** Start of Extracted information **

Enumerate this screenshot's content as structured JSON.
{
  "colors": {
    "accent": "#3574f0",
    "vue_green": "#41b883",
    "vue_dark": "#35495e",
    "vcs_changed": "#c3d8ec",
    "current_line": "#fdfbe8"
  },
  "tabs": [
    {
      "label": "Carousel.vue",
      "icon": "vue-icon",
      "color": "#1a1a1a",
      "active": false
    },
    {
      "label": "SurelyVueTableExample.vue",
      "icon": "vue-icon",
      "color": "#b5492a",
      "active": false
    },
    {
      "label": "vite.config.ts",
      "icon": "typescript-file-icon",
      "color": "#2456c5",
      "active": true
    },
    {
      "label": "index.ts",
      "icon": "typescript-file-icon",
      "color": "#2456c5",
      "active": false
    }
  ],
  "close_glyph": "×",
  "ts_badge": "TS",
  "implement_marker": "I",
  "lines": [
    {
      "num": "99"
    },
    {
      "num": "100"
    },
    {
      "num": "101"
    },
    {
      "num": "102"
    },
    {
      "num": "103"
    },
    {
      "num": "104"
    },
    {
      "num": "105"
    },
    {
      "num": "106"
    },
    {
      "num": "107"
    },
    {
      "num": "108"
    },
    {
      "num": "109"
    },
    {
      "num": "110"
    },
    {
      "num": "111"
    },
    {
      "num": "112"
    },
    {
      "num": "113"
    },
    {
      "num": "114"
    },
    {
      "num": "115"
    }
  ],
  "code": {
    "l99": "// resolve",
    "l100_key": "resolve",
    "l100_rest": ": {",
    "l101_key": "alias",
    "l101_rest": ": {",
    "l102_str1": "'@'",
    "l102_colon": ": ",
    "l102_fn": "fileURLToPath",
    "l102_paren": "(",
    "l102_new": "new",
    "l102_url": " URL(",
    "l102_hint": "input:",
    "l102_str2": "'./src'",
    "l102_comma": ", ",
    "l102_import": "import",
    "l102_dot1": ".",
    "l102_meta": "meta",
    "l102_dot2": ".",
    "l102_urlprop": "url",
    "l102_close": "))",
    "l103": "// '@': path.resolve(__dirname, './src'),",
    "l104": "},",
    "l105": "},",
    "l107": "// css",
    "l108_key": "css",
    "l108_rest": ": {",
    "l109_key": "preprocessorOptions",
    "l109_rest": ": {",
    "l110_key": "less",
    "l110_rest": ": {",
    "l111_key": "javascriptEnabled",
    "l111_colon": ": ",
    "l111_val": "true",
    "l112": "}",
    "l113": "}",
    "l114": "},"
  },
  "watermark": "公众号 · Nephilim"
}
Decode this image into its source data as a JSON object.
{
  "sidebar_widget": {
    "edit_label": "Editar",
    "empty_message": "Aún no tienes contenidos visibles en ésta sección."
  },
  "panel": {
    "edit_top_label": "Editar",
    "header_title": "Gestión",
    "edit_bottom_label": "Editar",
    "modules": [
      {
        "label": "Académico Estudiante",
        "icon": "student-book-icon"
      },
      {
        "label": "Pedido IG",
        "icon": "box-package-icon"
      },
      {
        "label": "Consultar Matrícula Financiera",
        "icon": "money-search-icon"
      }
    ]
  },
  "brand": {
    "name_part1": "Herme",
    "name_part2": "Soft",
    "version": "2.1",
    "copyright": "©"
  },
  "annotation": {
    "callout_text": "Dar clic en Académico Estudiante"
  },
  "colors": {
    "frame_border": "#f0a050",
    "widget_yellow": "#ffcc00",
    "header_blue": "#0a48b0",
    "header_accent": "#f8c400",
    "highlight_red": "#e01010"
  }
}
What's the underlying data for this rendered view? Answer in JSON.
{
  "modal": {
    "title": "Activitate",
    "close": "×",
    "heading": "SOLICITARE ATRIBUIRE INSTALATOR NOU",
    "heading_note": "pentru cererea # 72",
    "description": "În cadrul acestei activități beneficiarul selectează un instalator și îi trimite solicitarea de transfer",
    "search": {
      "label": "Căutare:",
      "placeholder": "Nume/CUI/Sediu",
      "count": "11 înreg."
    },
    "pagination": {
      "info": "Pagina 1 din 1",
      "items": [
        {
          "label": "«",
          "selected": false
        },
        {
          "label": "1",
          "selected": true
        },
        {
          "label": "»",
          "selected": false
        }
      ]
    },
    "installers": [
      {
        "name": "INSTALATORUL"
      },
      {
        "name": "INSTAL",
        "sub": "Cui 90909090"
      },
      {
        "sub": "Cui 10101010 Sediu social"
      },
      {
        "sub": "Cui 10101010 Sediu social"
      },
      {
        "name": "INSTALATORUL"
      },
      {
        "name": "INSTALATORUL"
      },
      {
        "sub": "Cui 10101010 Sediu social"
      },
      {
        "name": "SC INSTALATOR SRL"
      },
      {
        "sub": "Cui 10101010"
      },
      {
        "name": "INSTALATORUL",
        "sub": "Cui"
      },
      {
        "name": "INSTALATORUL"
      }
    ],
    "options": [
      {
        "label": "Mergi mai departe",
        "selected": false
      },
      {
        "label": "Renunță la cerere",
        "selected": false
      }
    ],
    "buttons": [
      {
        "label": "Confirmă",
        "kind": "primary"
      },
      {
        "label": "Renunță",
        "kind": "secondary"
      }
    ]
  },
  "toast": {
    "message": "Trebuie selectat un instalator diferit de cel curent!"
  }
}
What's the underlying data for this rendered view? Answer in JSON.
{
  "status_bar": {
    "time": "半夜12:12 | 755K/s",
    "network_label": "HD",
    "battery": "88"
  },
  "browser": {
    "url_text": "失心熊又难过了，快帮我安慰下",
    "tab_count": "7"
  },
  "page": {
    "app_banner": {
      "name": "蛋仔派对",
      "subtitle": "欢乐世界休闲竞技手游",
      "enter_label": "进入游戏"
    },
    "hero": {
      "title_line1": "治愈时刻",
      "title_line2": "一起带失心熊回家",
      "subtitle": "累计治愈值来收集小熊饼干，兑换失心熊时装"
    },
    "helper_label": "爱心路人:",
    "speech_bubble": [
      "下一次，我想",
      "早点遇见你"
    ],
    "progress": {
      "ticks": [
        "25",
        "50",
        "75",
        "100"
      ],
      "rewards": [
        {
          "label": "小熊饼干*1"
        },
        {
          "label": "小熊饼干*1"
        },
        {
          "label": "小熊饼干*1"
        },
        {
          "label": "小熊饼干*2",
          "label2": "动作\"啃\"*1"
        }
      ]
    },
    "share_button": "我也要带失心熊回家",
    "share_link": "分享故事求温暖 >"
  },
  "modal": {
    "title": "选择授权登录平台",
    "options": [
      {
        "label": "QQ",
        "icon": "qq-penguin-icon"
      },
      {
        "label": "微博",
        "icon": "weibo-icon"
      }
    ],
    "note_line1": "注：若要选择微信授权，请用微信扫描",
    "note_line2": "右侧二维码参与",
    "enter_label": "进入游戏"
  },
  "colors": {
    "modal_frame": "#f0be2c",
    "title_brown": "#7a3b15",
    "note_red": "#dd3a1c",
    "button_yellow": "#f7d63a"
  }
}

** End of Extracted information **

**Written task:** Retype all of the data shown above, word for word.

**Final result:**
Enumerate this screenshot's content as structured JSON.
{
  "colors": {
    "accent": "#3574f0",
    "vue_green": "#41b883",
    "vue_dark": "#35495e",
    "vcs_changed": "#c3d8ec",
    "current_line": "#fdfbe8"
  },
  "tabs": [
    {
      "label": "Carousel.vue",
      "icon": "vue-icon",
      "color": "#1a1a1a",
      "active": false
    },
    {
      "label": "SurelyVueTableExample.vue",
      "icon": "vue-icon",
      "color": "#b5492a",
      "active": false
    },
    {
      "label": "vite.config.ts",
      "icon": "typescript-file-icon",
      "color": "#2456c5",
      "active": true
    },
    {
      "label": "index.ts",
      "icon": "typescript-file-icon",
      "color": "#2456c5",
      "active": false
    }
  ],
  "close_glyph": "×",
  "ts_badge": "TS",
  "implement_marker": "I",
  "lines": [
    {
      "num": "99"
    },
    {
      "num": "100"
    },
    {
      "num": "101"
    },
    {
      "num": "102"
    },
    {
      "num": "103"
    },
    {
      "num": "104"
    },
    {
      "num": "105"
    },
    {
      "num": "106"
    },
    {
      "num": "107"
    },
    {
      "num": "108"
    },
    {
      "num": "109"
    },
    {
      "num": "110"
    },
    {
      "num": "111"
    },
    {
      "num": "112"
    },
    {
      "num": "113"
    },
    {
      "num": "114"
    },
    {
      "num": "115"
    }
  ],
  "code": {
    "l99": "// resolve",
    "l100_key": "resolve",
    "l100_rest": ": {",
    "l101_key": "alias",
    "l101_rest": ": {",
    "l102_str1": "'@'",
    "l102_colon": ": ",
    "l102_fn": "fileURLToPath",
    "l102_paren": "(",
    "l102_new": "new",
    "l102_url": " URL(",
    "l102_hint": "input:",
    "l102_str2": "'./src'",
    "l102_comma": ", ",
    "l102_import": "import",
    "l102_dot1": ".",
    "l102_meta": "meta",
    "l102_dot2": ".",
    "l102_urlprop": "url",
    "l102_close": "))",
    "l103": "// '@': path.resolve(__dirname, './src'),",
    "l104": "},",
    "l105": "},",
    "l107": "// css",
    "l108_key": "css",
    "l108_rest": ": {",
    "l109_key": "preprocessorOptions",
    "l109_rest": ": {",
    "l110_key": "less",
    "l110_rest": ": {",
    "l111_key": "javascriptEnabled",
    "l111_colon": ": ",
    "l111_val": "true",
    "l112": "}",
    "l113": "}",
    "l114": "},"
  },
  "watermark": "公众号 · Nephilim"
}
Decode this image into its source data as a JSON object.
{
  "sidebar_widget": {
    "edit_label": "Editar",
    "empty_message": "Aún no tienes contenidos visibles en ésta sección."
  },
  "panel": {
    "edit_top_label": "Editar",
    "header_title": "Gestión",
    "edit_bottom_label": "Editar",
    "modules": [
      {
        "label": "Académico Estudiante",
        "icon": "student-book-icon"
      },
      {
        "label": "Pedido IG",
        "icon": "box-package-icon"
      },
      {
        "label": "Consultar Matrícula Financiera",
        "icon": "money-search-icon"
      }
    ]
  },
  "brand": {
    "name_part1": "Herme",
    "name_part2": "Soft",
    "version": "2.1",
    "copyright": "©"
  },
  "annotation": {
    "callout_text": "Dar clic en Académico Estudiante"
  },
  "colors": {
    "frame_border": "#f0a050",
    "widget_yellow": "#ffcc00",
    "header_blue": "#0a48b0",
    "header_accent": "#f8c400",
    "highlight_red": "#e01010"
  }
}
What's the underlying data for this rendered view? Answer in JSON.
{
  "modal": {
    "title": "Activitate",
    "close": "×",
    "heading": "SOLICITARE ATRIBUIRE INSTALATOR NOU",
    "heading_note": "pentru cererea # 72",
    "description": "În cadrul acestei activități beneficiarul selectează un instalator și îi trimite solicitarea de transfer",
    "search": {
      "label": "Căutare:",
      "placeholder": "Nume/CUI/Sediu",
      "count": "11 înreg."
    },
    "pagination": {
      "info": "Pagina 1 din 1",
      "items": [
        {
          "label": "«",
          "selected": false
        },
        {
          "label": "1",
          "selected": true
        },
        {
          "label": "»",
          "selected": false
        }
      ]
    },
    "installers": [
      {
        "name": "INSTALATORUL"
      },
      {
        "name": "INSTAL",
        "sub": "Cui 90909090"
      },
      {
        "sub": "Cui 10101010 Sediu social"
      },
      {
        "sub": "Cui 10101010 Sediu social"
      },
      {
        "name": "INSTALATORUL"
      },
      {
        "name": "INSTALATORUL"
      },
      {
        "sub": "Cui 10101010 Sediu social"
      },
      {
        "name": "SC INSTALATOR SRL"
      },
      {
        "sub": "Cui 10101010"
      },
      {
        "name": "INSTALATORUL",
        "sub": "Cui"
      },
      {
        "name": "INSTALATORUL"
      }
    ],
    "options": [
      {
        "label": "Mergi mai departe",
        "selected": false
      },
      {
        "label": "Renunță la cerere",
        "selected": false
      }
    ],
    "buttons": [
      {
        "label": "Confirmă",
        "kind": "primary"
      },
      {
        "label": "Renunță",
        "kind": "secondary"
      }
    ]
  },
  "toast": {
    "message": "Trebuie selectat un instalator diferit de cel curent!"
  }
}
What's the underlying data for this rendered view? Answer in JSON.
{
  "status_bar": {
    "time": "半夜12:12 | 755K/s",
    "network_label": "HD",
    "battery": "88"
  },
  "browser": {
    "url_text": "失心熊又难过了，快帮我安慰下",
    "tab_count": "7"
  },
  "page": {
    "app_banner": {
      "name": "蛋仔派对",
      "subtitle": "欢乐世界休闲竞技手游",
      "enter_label": "进入游戏"
    },
    "hero": {
      "title_line1": "治愈时刻",
      "title_line2": "一起带失心熊回家",
      "subtitle": "累计治愈值来收集小熊饼干，兑换失心熊时装"
    },
    "helper_label": "爱心路人:",
    "speech_bubble": [
      "下一次，我想",
      "早点遇见你"
    ],
    "progress": {
      "ticks": [
        "25",
        "50",
        "75",
        "100"
      ],
      "rewards": [
        {
          "label": "小熊饼干*1"
        },
        {
          "label": "小熊饼干*1"
        },
        {
          "label": "小熊饼干*1"
        },
        {
          "label": "小熊饼干*2",
          "label2": "动作\"啃\"*1"
        }
      ]
    },
    "share_button": "我也要带失心熊回家",
    "share_link": "分享故事求温暖 >"
  },
  "modal": {
    "title": "选择授权登录平台",
    "options": [
      {
        "label": "QQ",
        "icon": "qq-penguin-icon"
      },
      {
        "label": "微博",
        "icon": "weibo-icon"
      }
    ],
    "note_line1": "注：若要选择微信授权，请用微信扫描",
    "note_line2": "右侧二维码参与",
    "enter_label": "进入游戏"
  },
  "colors": {
    "modal_frame": "#f0be2c",
    "title_brown": "#7a3b15",
    "note_red": "#dd3a1c",
    "button_yellow": "#f7d63a"
  }
}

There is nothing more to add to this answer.